**What you should do:**
Return all of the data exactly, with nothing left out but the pictures.

**Data in this exercise:**
#####

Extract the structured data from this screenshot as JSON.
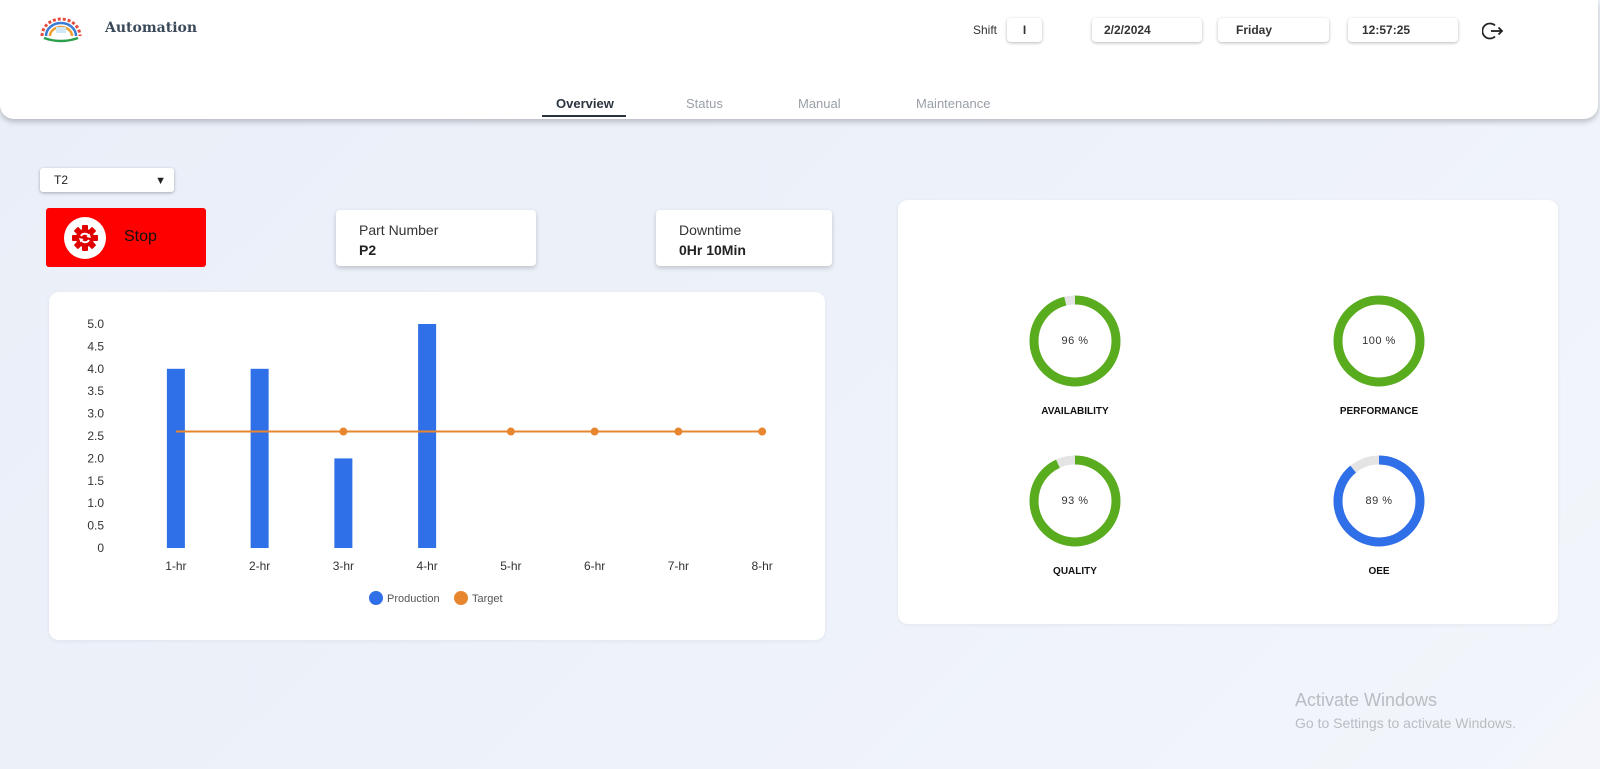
{
  "header": {
    "brand": "Automation",
    "shift_label": "Shift",
    "shift_value": "I",
    "date": "2/2/2024",
    "day": "Friday",
    "time": "12:57:25",
    "logo_icon": "gear-logo-icon",
    "logout_icon": "logout-icon"
  },
  "tabs": [
    {
      "label": "Overview",
      "active": true
    },
    {
      "label": "Status",
      "active": false
    },
    {
      "label": "Manual",
      "active": false
    },
    {
      "label": "Maintenance",
      "active": false
    }
  ],
  "machine_select": {
    "value": "T2"
  },
  "stop_button": {
    "label": "Stop",
    "color": "#ff0000",
    "icon": "gear-refresh-icon"
  },
  "part_number": {
    "label": "Part Number",
    "value": "P2"
  },
  "downtime": {
    "label": "Downtime",
    "value": "0Hr 10Min"
  },
  "chart_data": {
    "type": "bar",
    "categories": [
      "1-hr",
      "2-hr",
      "3-hr",
      "4-hr",
      "5-hr",
      "6-hr",
      "7-hr",
      "8-hr"
    ],
    "series": [
      {
        "name": "Production",
        "type": "bar",
        "color": "#2f6fe8",
        "values": [
          4,
          4,
          2,
          5,
          0,
          0,
          0,
          0
        ]
      },
      {
        "name": "Target",
        "type": "line",
        "color": "#e8862f",
        "values": [
          2.6,
          2.6,
          2.6,
          2.6,
          2.6,
          2.6,
          2.6,
          2.6
        ]
      }
    ],
    "yticks": [
      "0",
      "0.5",
      "1.0",
      "1.5",
      "2.0",
      "2.5",
      "3.0",
      "3.5",
      "4.0",
      "4.5",
      "5.0"
    ],
    "ylim": [
      0,
      5
    ],
    "grid": false,
    "legend": "bottom-center"
  },
  "kpis": [
    {
      "label": "AVAILABILITY",
      "value": 96,
      "text": "96 %",
      "color": "#5aac1f"
    },
    {
      "label": "PERFORMANCE",
      "value": 100,
      "text": "100 %",
      "color": "#5aac1f"
    },
    {
      "label": "QUALITY",
      "value": 93,
      "text": "93 %",
      "color": "#5aac1f"
    },
    {
      "label": "OEE",
      "value": 89,
      "text": "89 %",
      "color": "#2f6fe8"
    }
  ],
  "watermark": {
    "line1": "Activate Windows",
    "line2": "Go to Settings to activate Windows."
  }
}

#####

**The response:**
Extract the structured data from this screenshot as JSON.
{
  "header": {
    "brand": "Automation",
    "shift_label": "Shift",
    "shift_value": "I",
    "date": "2/2/2024",
    "day": "Friday",
    "time": "12:57:25",
    "logo_icon": "gear-logo-icon",
    "logout_icon": "logout-icon"
  },
  "tabs": [
    {
      "label": "Overview",
      "active": true
    },
    {
      "label": "Status",
      "active": false
    },
    {
      "label": "Manual",
      "active": false
    },
    {
      "label": "Maintenance",
      "active": false
    }
  ],
  "machine_select": {
    "value": "T2"
  },
  "stop_button": {
    "label": "Stop",
    "color": "#ff0000",
    "icon": "gear-refresh-icon"
  },
  "part_number": {
    "label": "Part Number",
    "value": "P2"
  },
  "downtime": {
    "label": "Downtime",
    "value": "0Hr 10Min"
  },
  "chart_data": {
    "type": "bar",
    "categories": [
      "1-hr",
      "2-hr",
      "3-hr",
      "4-hr",
      "5-hr",
      "6-hr",
      "7-hr",
      "8-hr"
    ],
    "series": [
      {
        "name": "Production",
        "type": "bar",
        "color": "#2f6fe8",
        "values": [
          4,
          4,
          2,
          5,
          0,
          0,
          0,
          0
        ]
      },
      {
        "name": "Target",
        "type": "line",
        "color": "#e8862f",
        "values": [
          2.6,
          2.6,
          2.6,
          2.6,
          2.6,
          2.6,
          2.6,
          2.6
        ]
      }
    ],
    "yticks": [
      "0",
      "0.5",
      "1.0",
      "1.5",
      "2.0",
      "2.5",
      "3.0",
      "3.5",
      "4.0",
      "4.5",
      "5.0"
    ],
    "ylim": [
      0,
      5
    ],
    "grid": false,
    "legend": "bottom-center"
  },
  "kpis": [
    {
      "label": "AVAILABILITY",
      "value": 96,
      "text": "96 %",
      "color": "#5aac1f"
    },
    {
      "label": "PERFORMANCE",
      "value": 100,
      "text": "100 %",
      "color": "#5aac1f"
    },
    {
      "label": "QUALITY",
      "value": 93,
      "text": "93 %",
      "color": "#5aac1f"
    },
    {
      "label": "OEE",
      "value": 89,
      "text": "89 %",
      "color": "#2f6fe8"
    }
  ],
  "watermark": {
    "line1": "Activate Windows",
    "line2": "Go to Settings to activate Windows."
  }
}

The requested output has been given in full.